To be done. Each record must be reproduced exactly as it is shown.

Extracted records.
= = = =
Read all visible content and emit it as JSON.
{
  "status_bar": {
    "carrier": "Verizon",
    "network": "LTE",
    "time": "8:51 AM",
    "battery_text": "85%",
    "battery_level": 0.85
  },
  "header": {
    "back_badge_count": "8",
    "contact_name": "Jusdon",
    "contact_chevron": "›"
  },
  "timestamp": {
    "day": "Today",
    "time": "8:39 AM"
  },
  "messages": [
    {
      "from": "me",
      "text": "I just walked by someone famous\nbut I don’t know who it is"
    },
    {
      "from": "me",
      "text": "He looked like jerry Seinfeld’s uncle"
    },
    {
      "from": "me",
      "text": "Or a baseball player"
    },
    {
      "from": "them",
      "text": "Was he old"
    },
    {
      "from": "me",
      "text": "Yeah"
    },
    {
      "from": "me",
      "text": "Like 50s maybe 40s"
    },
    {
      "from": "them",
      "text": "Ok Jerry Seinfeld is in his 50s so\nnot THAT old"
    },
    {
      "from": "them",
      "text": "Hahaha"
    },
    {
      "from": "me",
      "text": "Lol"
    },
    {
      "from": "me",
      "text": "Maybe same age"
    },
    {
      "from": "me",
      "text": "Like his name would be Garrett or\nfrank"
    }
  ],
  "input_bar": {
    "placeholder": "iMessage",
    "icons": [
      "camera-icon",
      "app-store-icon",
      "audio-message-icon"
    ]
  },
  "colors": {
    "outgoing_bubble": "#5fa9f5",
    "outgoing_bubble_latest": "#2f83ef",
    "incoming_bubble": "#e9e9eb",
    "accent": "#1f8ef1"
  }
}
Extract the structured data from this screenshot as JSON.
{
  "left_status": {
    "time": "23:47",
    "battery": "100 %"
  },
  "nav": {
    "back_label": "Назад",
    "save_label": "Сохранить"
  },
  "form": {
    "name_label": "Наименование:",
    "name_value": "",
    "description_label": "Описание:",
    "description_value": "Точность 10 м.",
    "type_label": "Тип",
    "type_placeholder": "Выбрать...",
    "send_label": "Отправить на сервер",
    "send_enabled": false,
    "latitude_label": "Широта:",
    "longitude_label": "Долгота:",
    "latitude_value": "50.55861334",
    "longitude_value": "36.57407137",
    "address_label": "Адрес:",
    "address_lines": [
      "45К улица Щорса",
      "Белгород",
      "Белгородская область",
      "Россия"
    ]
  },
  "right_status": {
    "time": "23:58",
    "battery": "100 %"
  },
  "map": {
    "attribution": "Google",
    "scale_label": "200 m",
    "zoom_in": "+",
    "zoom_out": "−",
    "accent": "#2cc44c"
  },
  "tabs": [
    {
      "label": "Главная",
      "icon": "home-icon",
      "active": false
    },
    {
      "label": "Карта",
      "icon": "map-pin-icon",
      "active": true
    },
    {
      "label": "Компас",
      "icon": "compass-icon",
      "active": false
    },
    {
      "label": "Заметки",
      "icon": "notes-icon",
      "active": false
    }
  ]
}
= = = =
Written solution.
Read all visible content and emit it as JSON.
{
  "status_bar": {
    "carrier": "Verizon",
    "network": "LTE",
    "time": "8:51 AM",
    "battery_text": "85%",
    "battery_level": 0.85
  },
  "header": {
    "back_badge_count": "8",
    "contact_name": "Jusdon",
    "contact_chevron": "›"
  },
  "timestamp": {
    "day": "Today",
    "time": "8:39 AM"
  },
  "messages": [
    {
      "from": "me",
      "text": "I just walked by someone famous\nbut I don’t know who it is"
    },
    {
      "from": "me",
      "text": "He looked like jerry Seinfeld’s uncle"
    },
    {
      "from": "me",
      "text": "Or a baseball player"
    },
    {
      "from": "them",
      "text": "Was he old"
    },
    {
      "from": "me",
      "text": "Yeah"
    },
    {
      "from": "me",
      "text": "Like 50s maybe 40s"
    },
    {
      "from": "them",
      "text": "Ok Jerry Seinfeld is in his 50s so\nnot THAT old"
    },
    {
      "from": "them",
      "text": "Hahaha"
    },
    {
      "from": "me",
      "text": "Lol"
    },
    {
      "from": "me",
      "text": "Maybe same age"
    },
    {
      "from": "me",
      "text": "Like his name would be Garrett or\nfrank"
    }
  ],
  "input_bar": {
    "placeholder": "iMessage",
    "icons": [
      "camera-icon",
      "app-store-icon",
      "audio-message-icon"
    ]
  },
  "colors": {
    "outgoing_bubble": "#5fa9f5",
    "outgoing_bubble_latest": "#2f83ef",
    "incoming_bubble": "#e9e9eb",
    "accent": "#1f8ef1"
  }
}
Extract the structured data from this screenshot as JSON.
{
  "left_status": {
    "time": "23:47",
    "battery": "100 %"
  },
  "nav": {
    "back_label": "Назад",
    "save_label": "Сохранить"
  },
  "form": {
    "name_label": "Наименование:",
    "name_value": "",
    "description_label": "Описание:",
    "description_value": "Точность 10 м.",
    "type_label": "Тип",
    "type_placeholder": "Выбрать...",
    "send_label": "Отправить на сервер",
    "send_enabled": false,
    "latitude_label": "Широта:",
    "longitude_label": "Долгота:",
    "latitude_value": "50.55861334",
    "longitude_value": "36.57407137",
    "address_label": "Адрес:",
    "address_lines": [
      "45К улица Щорса",
      "Белгород",
      "Белгородская область",
      "Россия"
    ]
  },
  "right_status": {
    "time": "23:58",
    "battery": "100 %"
  },
  "map": {
    "attribution": "Google",
    "scale_label": "200 m",
    "zoom_in": "+",
    "zoom_out": "−",
    "accent": "#2cc44c"
  },
  "tabs": [
    {
      "label": "Главная",
      "icon": "home-icon",
      "active": false
    },
    {
      "label": "Карта",
      "icon": "map-pin-icon",
      "active": true
    },
    {
      "label": "Компас",
      "icon": "compass-icon",
      "active": false
    },
    {
      "label": "Заметки",
      "icon": "notes-icon",
      "active": false
    }
  ]
}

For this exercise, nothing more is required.